(Task to complete)
Locate the word "ÖFFENTLICHER" in the entries below, then gather every line that holds it.

(Records about charts and figures)
· · · · ·

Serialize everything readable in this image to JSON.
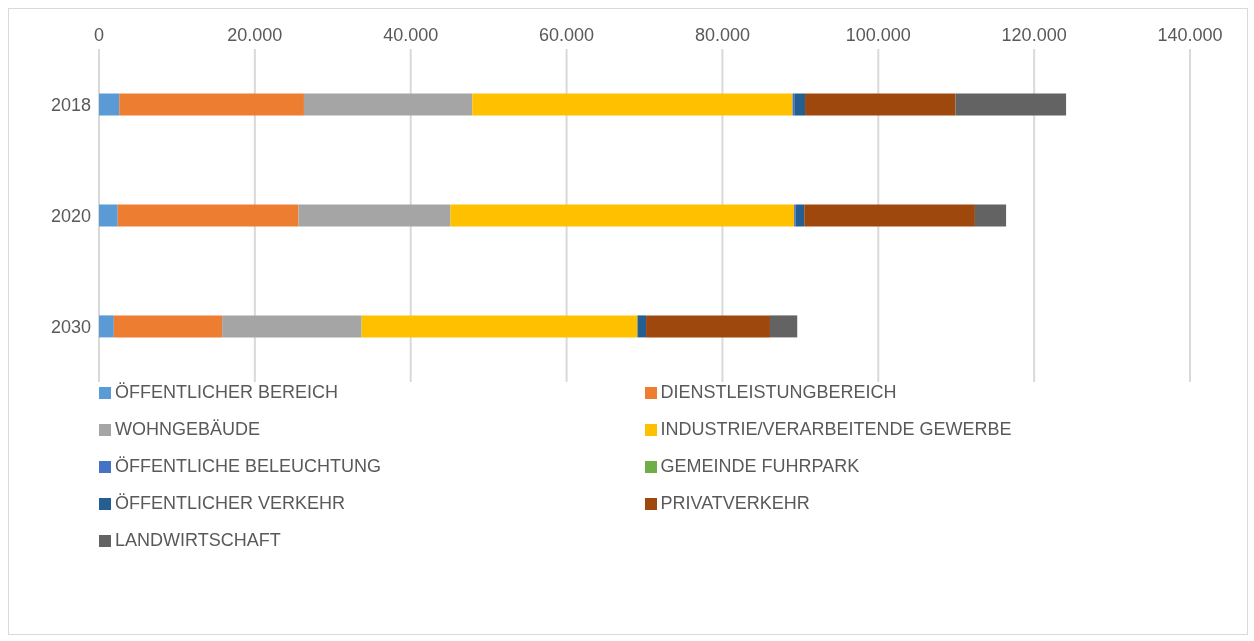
{
  "chart_data": {
    "type": "bar",
    "orientation": "horizontal",
    "stacked": true,
    "categories": [
      "2018",
      "2020",
      "2030"
    ],
    "series": [
      {
        "name": "ÖFFENTLICHER BEREICH",
        "color": "#5b9bd5",
        "values": [
          2600,
          2400,
          1900
        ]
      },
      {
        "name": "DIENSTLEISTUNGBEREICH",
        "color": "#ed7d31",
        "values": [
          23700,
          23200,
          13900
        ]
      },
      {
        "name": "WOHNGEBÄUDE",
        "color": "#a5a5a5",
        "values": [
          21600,
          19500,
          17900
        ]
      },
      {
        "name": "INDUSTRIE/VERARBEITENDE GEWERBE",
        "color": "#ffc000",
        "values": [
          41100,
          44100,
          35400
        ]
      },
      {
        "name": "ÖFFENTLICHE BELEUCHTUNG",
        "color": "#4472c4",
        "values": [
          300,
          200,
          null
        ]
      },
      {
        "name": "GEMEINDE FUHRPARK",
        "color": "#70ad47",
        "values": [
          null,
          null,
          null
        ]
      },
      {
        "name": "ÖFFENTLICHER VERKEHR",
        "color": "#255e91",
        "values": [
          1300,
          1100,
          1100
        ]
      },
      {
        "name": "PRIVATVERKEHR",
        "color": "#9e480e",
        "values": [
          19300,
          21900,
          15900
        ]
      },
      {
        "name": "LANDWIRTSCHAFT",
        "color": "#636363",
        "values": [
          14200,
          4000,
          3500
        ]
      }
    ],
    "xlim": [
      0,
      140000
    ],
    "xticks": [
      0,
      {
        "value": 20000,
        "label": "20.000"
      },
      {
        "value": 40000,
        "label": "40.000"
      },
      {
        "value": 60000,
        "label": "60.000"
      },
      {
        "value": 80000,
        "label": "80.000"
      },
      {
        "value": 100000,
        "label": "100.000"
      },
      {
        "value": 120000,
        "label": "120.000"
      },
      {
        "value": 140000,
        "label": "140.000"
      }
    ],
    "grid": "x",
    "legend": "bottom"
  }
}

· · · · ·

(Result of this task)
        "name": "ÖFFENTLICHER BEREICH",
        "name": "ÖFFENTLICHER VERKEHR",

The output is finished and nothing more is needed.